• Written request
Filter this data down to the lines that hold "BENTS", and copy them.
▼▼▼
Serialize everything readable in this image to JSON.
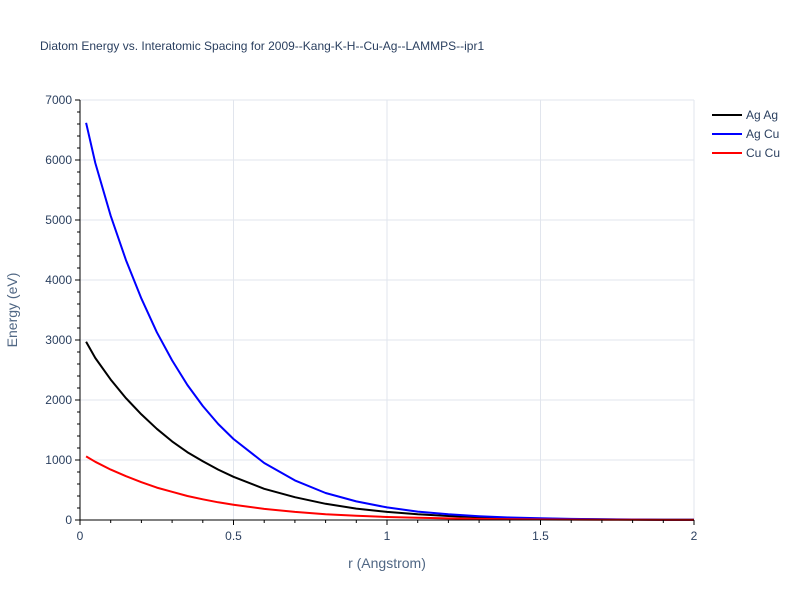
{
  "chart_data": {
    "type": "line",
    "title": "Diatom Energy vs. Interatomic Spacing for 2009--Kang-K-H--Cu-Ag--LAMMPS--ipr1",
    "xlabel": "r (Angstrom)",
    "ylabel": "Energy (eV)",
    "xlim": [
      0,
      2
    ],
    "ylim": [
      0,
      7000
    ],
    "xticks": [
      0,
      0.5,
      1,
      1.5,
      2
    ],
    "xtick_labels": [
      "0",
      "0.5",
      "1",
      "1.5",
      "2"
    ],
    "yticks": [
      0,
      1000,
      2000,
      3000,
      4000,
      5000,
      6000,
      7000
    ],
    "ytick_labels": [
      "0",
      "1000",
      "2000",
      "3000",
      "4000",
      "5000",
      "6000",
      "7000"
    ],
    "grid": true,
    "legend_position": "top-right",
    "x": [
      0.02,
      0.05,
      0.1,
      0.15,
      0.2,
      0.25,
      0.3,
      0.35,
      0.4,
      0.45,
      0.5,
      0.6,
      0.7,
      0.8,
      0.9,
      1.0,
      1.1,
      1.2,
      1.3,
      1.4,
      1.5,
      1.6,
      1.7,
      1.8,
      1.9,
      2.0
    ],
    "series": [
      {
        "name": "Ag Ag",
        "color": "#000000",
        "values": [
          2970,
          2700,
          2340,
          2030,
          1760,
          1520,
          1310,
          1130,
          980,
          840,
          720,
          520,
          380,
          270,
          190,
          135,
          95,
          66,
          46,
          32,
          22,
          15,
          10,
          7,
          5,
          3
        ]
      },
      {
        "name": "Ag Cu",
        "color": "#0000ff",
        "values": [
          6620,
          5950,
          5070,
          4330,
          3690,
          3130,
          2660,
          2250,
          1900,
          1600,
          1350,
          950,
          660,
          450,
          310,
          210,
          140,
          95,
          63,
          42,
          28,
          18,
          12,
          8,
          5,
          3
        ]
      },
      {
        "name": "Cu Cu",
        "color": "#ff0000",
        "values": [
          1060,
          970,
          840,
          730,
          630,
          540,
          470,
          400,
          345,
          295,
          255,
          185,
          135,
          97,
          70,
          50,
          36,
          26,
          18,
          13,
          9,
          6,
          4,
          3,
          2,
          1
        ]
      }
    ]
  }
}
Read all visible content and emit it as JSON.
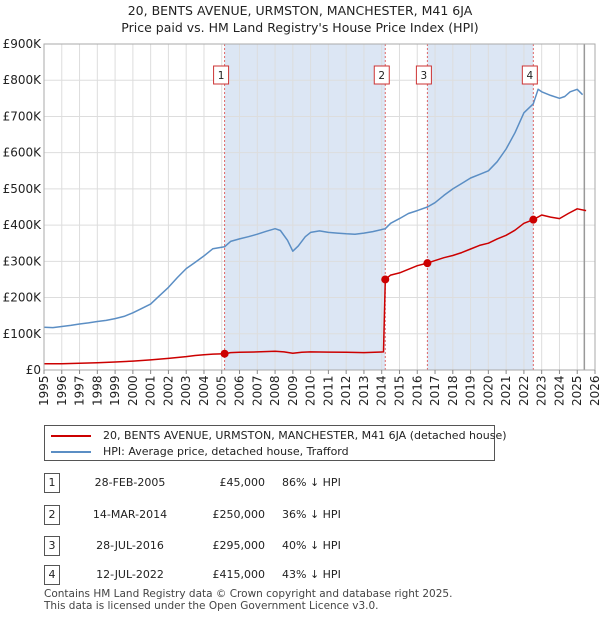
{
  "title": {
    "line1": "20, BENTS AVENUE, URMSTON, MANCHESTER, M41 6JA",
    "line2": "Price paid vs. HM Land Registry's House Price Index (HPI)"
  },
  "colors": {
    "price_line": "#cc0000",
    "hpi_line": "#5b8ec4",
    "shade": "#dce6f4",
    "vline": "#dd6666",
    "grid": "#dddddd"
  },
  "chart_data": {
    "type": "line",
    "title": "Price paid vs. HM Land Registry's House Price Index (HPI)",
    "xlabel": "",
    "ylabel": "",
    "xlim": [
      1995,
      2026
    ],
    "ylim": [
      0,
      900000
    ],
    "y_ticks": [
      {
        "value": 0,
        "label": "£0"
      },
      {
        "value": 100000,
        "label": "£100K"
      },
      {
        "value": 200000,
        "label": "£200K"
      },
      {
        "value": 300000,
        "label": "£300K"
      },
      {
        "value": 400000,
        "label": "£400K"
      },
      {
        "value": 500000,
        "label": "£500K"
      },
      {
        "value": 600000,
        "label": "£600K"
      },
      {
        "value": 700000,
        "label": "£700K"
      },
      {
        "value": 800000,
        "label": "£800K"
      },
      {
        "value": 900000,
        "label": "£900K"
      }
    ],
    "x_ticks": [
      "1995",
      "1996",
      "1997",
      "1998",
      "1999",
      "2000",
      "2001",
      "2002",
      "2003",
      "2004",
      "2005",
      "2006",
      "2007",
      "2008",
      "2009",
      "2010",
      "2011",
      "2012",
      "2013",
      "2014",
      "2015",
      "2016",
      "2017",
      "2018",
      "2019",
      "2020",
      "2021",
      "2022",
      "2023",
      "2024",
      "2025",
      "2026"
    ],
    "shaded_ranges": [
      [
        2005.16,
        2014.2
      ],
      [
        2016.57,
        2022.53
      ]
    ],
    "forecast_start": 2025.4,
    "series": [
      {
        "name": "20, BENTS AVENUE, URMSTON, MANCHESTER, M41 6JA (detached house)",
        "x": [
          1995.0,
          1996.0,
          1997.0,
          1998.0,
          1999.0,
          2000.0,
          2001.0,
          2002.0,
          2003.0,
          2003.5,
          2004.0,
          2004.5,
          2005.16,
          2005.5,
          2006.0,
          2007.0,
          2008.0,
          2008.5,
          2009.0,
          2009.5,
          2010.0,
          2011.0,
          2012.0,
          2013.0,
          2014.1,
          2014.2,
          2014.5,
          2015.0,
          2015.5,
          2016.0,
          2016.57,
          2017.0,
          2017.5,
          2018.0,
          2018.5,
          2019.0,
          2019.5,
          2020.0,
          2020.5,
          2021.0,
          2021.5,
          2022.0,
          2022.53,
          2023.0,
          2023.5,
          2024.0,
          2024.5,
          2025.0,
          2025.5
        ],
        "y": [
          17000,
          17500,
          18500,
          20000,
          22000,
          24500,
          28000,
          32000,
          37000,
          40000,
          42000,
          44000,
          45000,
          48000,
          49000,
          50000,
          52000,
          50000,
          46000,
          49000,
          50000,
          49500,
          49000,
          48000,
          50000,
          250000,
          262000,
          268000,
          278000,
          288000,
          295000,
          302000,
          310000,
          316000,
          324000,
          334000,
          344000,
          350000,
          362000,
          372000,
          386000,
          405000,
          415000,
          428000,
          422000,
          418000,
          432000,
          445000,
          440000
        ]
      },
      {
        "name": "HPI: Average price, detached house, Trafford",
        "x": [
          1995.0,
          1995.5,
          1996.0,
          1996.5,
          1997.0,
          1997.5,
          1998.0,
          1998.5,
          1999.0,
          1999.5,
          2000.0,
          2000.5,
          2001.0,
          2001.5,
          2002.0,
          2002.5,
          2003.0,
          2003.5,
          2004.0,
          2004.5,
          2005.16,
          2005.5,
          2006.0,
          2006.5,
          2007.0,
          2007.5,
          2008.0,
          2008.3,
          2008.7,
          2009.0,
          2009.3,
          2009.7,
          2010.0,
          2010.5,
          2011.0,
          2011.5,
          2012.0,
          2012.5,
          2013.0,
          2013.5,
          2014.2,
          2014.5,
          2015.0,
          2015.5,
          2016.0,
          2016.57,
          2017.0,
          2017.5,
          2018.0,
          2018.5,
          2019.0,
          2019.5,
          2020.0,
          2020.5,
          2021.0,
          2021.5,
          2022.0,
          2022.53,
          2022.8,
          2023.0,
          2023.5,
          2024.0,
          2024.3,
          2024.6,
          2025.0,
          2025.3
        ],
        "y": [
          118000,
          117000,
          120000,
          123000,
          127000,
          130000,
          134000,
          137000,
          142000,
          148000,
          158000,
          170000,
          182000,
          205000,
          228000,
          255000,
          280000,
          297000,
          315000,
          335000,
          340000,
          355000,
          362000,
          368000,
          375000,
          383000,
          390000,
          385000,
          358000,
          328000,
          342000,
          368000,
          380000,
          384000,
          380000,
          378000,
          376000,
          375000,
          378000,
          382000,
          390000,
          405000,
          418000,
          432000,
          440000,
          450000,
          462000,
          482000,
          500000,
          515000,
          530000,
          540000,
          550000,
          575000,
          610000,
          655000,
          710000,
          735000,
          775000,
          768000,
          758000,
          750000,
          755000,
          768000,
          775000,
          760000
        ]
      }
    ],
    "markers": [
      {
        "label": "1",
        "x": 2005.16,
        "y": 45000
      },
      {
        "label": "2",
        "x": 2014.2,
        "y": 250000
      },
      {
        "label": "3",
        "x": 2016.57,
        "y": 295000
      },
      {
        "label": "4",
        "x": 2022.53,
        "y": 415000
      }
    ]
  },
  "legend": [
    {
      "label": "20, BENTS AVENUE, URMSTON, MANCHESTER, M41 6JA (detached house)"
    },
    {
      "label": "HPI: Average price, detached house, Trafford"
    }
  ],
  "transactions": [
    {
      "num": "1",
      "date": "28-FEB-2005",
      "price": "£45,000",
      "hpi": "86% ↓ HPI"
    },
    {
      "num": "2",
      "date": "14-MAR-2014",
      "price": "£250,000",
      "hpi": "36% ↓ HPI"
    },
    {
      "num": "3",
      "date": "28-JUL-2016",
      "price": "£295,000",
      "hpi": "40% ↓ HPI"
    },
    {
      "num": "4",
      "date": "12-JUL-2022",
      "price": "£415,000",
      "hpi": "43% ↓ HPI"
    }
  ],
  "footer": {
    "line1": "Contains HM Land Registry data © Crown copyright and database right 2025.",
    "line2": "This data is licensed under the Open Government Licence v3.0."
  }
}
▲▲▲
• Response
    "line1": "20, BENTS AVENUE, URMSTON, MANCHESTER, M41 6JA",
        "name": "20, BENTS AVENUE, URMSTON, MANCHESTER, M41 6JA (detached house)",
      "label": "20, BENTS AVENUE, URMSTON, MANCHESTER, M41 6JA (detached house)"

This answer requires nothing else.